GOAL
Copy out all lines that carry the word "аренду".

Stored records
** Begin **

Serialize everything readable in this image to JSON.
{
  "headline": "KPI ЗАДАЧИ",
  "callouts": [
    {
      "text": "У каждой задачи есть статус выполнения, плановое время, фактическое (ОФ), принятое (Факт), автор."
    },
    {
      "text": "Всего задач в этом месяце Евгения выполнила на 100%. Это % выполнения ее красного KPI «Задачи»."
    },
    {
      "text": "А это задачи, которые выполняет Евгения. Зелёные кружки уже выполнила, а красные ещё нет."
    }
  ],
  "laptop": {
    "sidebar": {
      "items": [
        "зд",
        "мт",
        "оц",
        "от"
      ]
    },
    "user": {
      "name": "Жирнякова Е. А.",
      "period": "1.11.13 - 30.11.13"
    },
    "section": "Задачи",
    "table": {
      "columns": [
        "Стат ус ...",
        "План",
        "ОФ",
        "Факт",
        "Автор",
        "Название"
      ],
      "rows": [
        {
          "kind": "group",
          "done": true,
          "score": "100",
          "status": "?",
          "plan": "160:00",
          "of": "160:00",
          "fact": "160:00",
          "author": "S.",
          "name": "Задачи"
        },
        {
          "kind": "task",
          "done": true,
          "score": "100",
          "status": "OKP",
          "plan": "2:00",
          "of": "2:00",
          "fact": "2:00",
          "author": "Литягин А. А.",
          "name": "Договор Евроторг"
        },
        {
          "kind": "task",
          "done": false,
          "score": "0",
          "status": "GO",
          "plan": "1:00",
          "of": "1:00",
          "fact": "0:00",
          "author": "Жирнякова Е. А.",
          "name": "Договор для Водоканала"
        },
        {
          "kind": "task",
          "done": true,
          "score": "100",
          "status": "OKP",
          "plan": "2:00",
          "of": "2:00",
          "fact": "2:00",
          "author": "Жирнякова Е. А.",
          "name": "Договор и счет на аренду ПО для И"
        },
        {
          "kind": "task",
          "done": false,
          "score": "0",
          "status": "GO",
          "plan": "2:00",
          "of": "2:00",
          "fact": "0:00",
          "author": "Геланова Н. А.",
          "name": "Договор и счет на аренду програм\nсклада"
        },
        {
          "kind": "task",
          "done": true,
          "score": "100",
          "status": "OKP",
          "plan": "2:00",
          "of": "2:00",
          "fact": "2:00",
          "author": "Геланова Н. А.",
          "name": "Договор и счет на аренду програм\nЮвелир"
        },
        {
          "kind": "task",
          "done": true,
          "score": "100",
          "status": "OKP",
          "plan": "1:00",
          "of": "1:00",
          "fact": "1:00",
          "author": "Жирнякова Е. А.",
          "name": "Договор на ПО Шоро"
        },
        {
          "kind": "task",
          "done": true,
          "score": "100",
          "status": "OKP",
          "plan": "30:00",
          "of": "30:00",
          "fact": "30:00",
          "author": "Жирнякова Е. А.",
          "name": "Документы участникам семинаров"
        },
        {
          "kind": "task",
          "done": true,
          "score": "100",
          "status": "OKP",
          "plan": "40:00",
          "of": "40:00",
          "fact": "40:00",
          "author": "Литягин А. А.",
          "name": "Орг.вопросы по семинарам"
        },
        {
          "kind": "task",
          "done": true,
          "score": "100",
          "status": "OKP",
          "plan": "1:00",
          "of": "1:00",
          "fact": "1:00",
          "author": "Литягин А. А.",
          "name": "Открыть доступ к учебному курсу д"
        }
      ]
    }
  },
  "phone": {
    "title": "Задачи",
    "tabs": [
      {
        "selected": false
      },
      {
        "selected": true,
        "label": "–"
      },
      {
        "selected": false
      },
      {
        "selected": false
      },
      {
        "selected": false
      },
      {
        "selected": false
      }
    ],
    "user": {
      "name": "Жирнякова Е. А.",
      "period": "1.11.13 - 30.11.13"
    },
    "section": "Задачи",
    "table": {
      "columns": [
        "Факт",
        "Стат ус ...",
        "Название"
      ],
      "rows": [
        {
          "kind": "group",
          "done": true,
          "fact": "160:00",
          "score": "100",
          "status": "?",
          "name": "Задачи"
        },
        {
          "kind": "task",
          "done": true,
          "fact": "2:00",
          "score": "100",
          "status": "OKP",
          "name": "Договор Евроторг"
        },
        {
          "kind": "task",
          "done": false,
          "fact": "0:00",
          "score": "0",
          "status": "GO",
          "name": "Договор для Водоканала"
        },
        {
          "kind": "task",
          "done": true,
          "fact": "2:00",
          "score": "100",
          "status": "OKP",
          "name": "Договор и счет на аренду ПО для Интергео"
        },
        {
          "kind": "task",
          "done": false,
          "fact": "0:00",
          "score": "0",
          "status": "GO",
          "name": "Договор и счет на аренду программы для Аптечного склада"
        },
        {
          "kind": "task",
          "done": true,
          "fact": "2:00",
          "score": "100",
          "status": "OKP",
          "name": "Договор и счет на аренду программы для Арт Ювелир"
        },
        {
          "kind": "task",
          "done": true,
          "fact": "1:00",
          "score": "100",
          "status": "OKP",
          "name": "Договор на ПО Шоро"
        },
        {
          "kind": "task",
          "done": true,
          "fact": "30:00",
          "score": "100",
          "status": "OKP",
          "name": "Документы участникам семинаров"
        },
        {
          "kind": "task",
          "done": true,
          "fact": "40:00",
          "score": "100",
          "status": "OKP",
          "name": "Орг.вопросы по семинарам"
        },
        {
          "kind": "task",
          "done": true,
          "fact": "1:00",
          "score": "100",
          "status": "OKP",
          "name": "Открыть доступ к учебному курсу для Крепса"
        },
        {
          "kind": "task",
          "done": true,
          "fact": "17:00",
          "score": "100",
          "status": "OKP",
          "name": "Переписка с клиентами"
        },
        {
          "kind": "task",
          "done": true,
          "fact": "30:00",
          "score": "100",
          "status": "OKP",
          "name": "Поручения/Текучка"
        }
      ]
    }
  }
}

** End **

OUTPUT FOR THIS EXERCISE
          "name": "Договор и счет на аренду ПО для И"
          "name": "Договор и счет на аренду програм\nсклада"
          "name": "Договор и счет на аренду програм\nЮвелир"
          "name": "Договор и счет на аренду ПО для Интергео"
          "name": "Договор и счет на аренду программы для Аптечного склада"
          "name": "Договор и счет на аренду программы для Арт Ювелир"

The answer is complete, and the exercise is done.